• _Extracted records_:

☆ ☆ ☆ ☆

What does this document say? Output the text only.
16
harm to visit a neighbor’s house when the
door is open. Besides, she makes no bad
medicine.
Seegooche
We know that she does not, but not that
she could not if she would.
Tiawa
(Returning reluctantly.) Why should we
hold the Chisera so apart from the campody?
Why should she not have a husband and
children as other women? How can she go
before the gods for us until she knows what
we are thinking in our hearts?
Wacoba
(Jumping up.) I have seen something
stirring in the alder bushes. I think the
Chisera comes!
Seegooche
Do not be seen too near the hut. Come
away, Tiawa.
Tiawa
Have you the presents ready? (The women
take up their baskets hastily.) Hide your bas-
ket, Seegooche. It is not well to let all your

☆ ☆ ☆ ☆

• _Aim of the task_: Identify every line where the string "does" appears.

• _Response to this exercise_:
What does this document say? Output the text only.
We know that she does not, but not that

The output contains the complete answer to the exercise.